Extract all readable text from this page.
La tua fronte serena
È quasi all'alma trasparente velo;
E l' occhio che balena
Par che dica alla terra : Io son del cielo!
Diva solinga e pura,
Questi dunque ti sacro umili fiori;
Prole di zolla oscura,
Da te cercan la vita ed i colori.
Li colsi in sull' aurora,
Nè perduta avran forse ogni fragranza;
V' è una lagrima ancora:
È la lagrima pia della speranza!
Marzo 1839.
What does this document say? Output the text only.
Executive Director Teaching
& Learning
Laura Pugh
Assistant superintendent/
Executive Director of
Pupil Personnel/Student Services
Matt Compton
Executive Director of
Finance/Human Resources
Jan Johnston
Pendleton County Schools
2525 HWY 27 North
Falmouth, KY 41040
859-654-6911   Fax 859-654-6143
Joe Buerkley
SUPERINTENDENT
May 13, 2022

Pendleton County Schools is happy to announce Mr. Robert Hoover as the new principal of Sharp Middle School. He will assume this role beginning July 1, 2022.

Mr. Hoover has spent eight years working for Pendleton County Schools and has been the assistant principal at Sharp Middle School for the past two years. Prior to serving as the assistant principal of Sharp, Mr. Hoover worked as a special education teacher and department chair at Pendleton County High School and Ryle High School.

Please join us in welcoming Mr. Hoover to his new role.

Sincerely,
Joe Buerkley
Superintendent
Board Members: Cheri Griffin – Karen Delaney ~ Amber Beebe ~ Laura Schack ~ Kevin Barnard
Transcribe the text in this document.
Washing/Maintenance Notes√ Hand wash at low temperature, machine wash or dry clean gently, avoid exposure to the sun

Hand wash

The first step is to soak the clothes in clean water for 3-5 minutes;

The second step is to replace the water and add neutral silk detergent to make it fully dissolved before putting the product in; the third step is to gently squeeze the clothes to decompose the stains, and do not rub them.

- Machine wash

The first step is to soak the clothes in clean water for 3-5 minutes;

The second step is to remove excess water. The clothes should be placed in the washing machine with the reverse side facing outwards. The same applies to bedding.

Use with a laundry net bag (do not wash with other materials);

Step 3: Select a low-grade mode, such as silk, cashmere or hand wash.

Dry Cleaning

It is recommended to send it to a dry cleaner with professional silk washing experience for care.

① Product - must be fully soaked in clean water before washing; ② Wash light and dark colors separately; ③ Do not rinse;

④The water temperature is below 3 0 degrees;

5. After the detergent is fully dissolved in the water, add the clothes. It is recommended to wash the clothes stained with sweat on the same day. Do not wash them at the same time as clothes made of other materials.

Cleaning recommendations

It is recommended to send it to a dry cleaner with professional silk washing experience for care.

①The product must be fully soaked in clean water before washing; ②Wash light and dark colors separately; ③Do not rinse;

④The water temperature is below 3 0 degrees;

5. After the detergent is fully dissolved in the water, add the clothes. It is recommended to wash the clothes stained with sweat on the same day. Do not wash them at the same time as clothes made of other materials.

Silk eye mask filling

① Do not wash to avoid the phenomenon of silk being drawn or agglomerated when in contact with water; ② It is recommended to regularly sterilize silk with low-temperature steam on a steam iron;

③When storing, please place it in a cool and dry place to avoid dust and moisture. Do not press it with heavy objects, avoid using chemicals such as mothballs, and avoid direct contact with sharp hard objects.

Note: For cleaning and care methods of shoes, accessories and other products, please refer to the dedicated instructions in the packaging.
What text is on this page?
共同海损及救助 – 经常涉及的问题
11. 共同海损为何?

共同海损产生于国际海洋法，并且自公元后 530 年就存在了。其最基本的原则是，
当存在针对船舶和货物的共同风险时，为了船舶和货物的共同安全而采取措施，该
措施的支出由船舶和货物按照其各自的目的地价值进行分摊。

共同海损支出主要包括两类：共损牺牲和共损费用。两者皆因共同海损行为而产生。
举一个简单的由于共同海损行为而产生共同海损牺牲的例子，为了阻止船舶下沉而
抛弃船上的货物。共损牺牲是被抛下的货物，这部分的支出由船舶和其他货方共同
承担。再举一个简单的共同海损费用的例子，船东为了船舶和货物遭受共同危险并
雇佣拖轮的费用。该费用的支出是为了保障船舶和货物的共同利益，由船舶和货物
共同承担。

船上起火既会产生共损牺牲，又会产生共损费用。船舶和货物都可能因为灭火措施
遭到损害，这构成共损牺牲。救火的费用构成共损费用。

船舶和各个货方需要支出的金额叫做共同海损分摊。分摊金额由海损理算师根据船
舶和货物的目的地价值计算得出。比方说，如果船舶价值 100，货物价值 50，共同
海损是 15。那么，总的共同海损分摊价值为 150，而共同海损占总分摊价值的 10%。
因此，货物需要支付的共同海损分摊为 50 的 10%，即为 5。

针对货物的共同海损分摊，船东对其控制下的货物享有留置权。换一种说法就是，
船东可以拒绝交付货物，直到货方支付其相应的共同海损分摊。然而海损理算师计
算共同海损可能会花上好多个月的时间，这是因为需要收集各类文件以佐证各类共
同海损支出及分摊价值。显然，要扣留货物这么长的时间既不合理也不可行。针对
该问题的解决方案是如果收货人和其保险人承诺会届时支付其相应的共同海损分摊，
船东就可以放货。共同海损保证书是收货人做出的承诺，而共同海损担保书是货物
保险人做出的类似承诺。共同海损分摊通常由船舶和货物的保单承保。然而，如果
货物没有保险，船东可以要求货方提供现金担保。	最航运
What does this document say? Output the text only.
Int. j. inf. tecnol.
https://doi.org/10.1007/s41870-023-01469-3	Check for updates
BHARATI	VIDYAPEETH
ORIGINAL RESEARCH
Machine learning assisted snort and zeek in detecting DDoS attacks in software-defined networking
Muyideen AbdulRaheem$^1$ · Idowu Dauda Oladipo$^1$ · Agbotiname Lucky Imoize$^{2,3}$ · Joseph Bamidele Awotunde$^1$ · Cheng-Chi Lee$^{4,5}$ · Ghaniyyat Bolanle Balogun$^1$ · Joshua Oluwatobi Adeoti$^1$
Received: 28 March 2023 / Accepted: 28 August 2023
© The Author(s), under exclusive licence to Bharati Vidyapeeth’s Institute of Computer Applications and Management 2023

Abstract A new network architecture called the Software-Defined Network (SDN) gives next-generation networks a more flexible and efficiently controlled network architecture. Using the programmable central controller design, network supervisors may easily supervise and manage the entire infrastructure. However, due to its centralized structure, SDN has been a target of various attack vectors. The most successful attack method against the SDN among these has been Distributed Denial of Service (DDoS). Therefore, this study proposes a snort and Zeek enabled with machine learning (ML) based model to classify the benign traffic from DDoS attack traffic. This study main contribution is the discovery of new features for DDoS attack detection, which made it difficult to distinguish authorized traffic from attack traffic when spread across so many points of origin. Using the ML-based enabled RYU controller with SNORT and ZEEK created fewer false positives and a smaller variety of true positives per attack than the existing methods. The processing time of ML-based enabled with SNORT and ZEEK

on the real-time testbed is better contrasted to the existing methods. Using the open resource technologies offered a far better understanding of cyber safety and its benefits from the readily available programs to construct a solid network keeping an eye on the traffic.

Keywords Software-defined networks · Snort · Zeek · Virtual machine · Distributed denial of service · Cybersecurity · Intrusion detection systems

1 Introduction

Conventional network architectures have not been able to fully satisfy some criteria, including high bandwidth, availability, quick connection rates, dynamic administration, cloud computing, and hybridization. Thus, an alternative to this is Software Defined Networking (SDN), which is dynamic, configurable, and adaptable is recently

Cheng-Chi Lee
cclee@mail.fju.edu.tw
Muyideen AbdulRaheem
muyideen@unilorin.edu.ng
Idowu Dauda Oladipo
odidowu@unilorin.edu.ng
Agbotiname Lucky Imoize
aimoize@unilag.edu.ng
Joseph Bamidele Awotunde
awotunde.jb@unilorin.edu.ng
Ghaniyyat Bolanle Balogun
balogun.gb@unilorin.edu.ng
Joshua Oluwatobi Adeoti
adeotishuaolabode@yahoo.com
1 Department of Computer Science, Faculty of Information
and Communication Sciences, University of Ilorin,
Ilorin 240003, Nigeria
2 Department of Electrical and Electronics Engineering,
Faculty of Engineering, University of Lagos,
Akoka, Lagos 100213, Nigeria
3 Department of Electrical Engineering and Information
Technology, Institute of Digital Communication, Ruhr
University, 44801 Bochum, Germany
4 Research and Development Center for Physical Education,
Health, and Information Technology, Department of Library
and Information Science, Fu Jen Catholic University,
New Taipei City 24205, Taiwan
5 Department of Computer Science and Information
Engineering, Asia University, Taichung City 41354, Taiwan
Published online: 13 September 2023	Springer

▶ Exercise details
Gather all lines with the string "principal" from the data.

▶ Correct response
Pendleton County Schools is happy to announce Mr. Robert Hoover as the new principal of Sharp Middle School. He will assume this role beginning July 1, 2022.
Mr. Hoover has spent eight years working for Pendleton County Schools and has been the assistant principal at Sharp Middle School for the past two years. Prior to serving as the assistant principal of Sharp, Mr. Hoover worked as a special education teacher and department chair at Pendleton County High School and Ryle High School.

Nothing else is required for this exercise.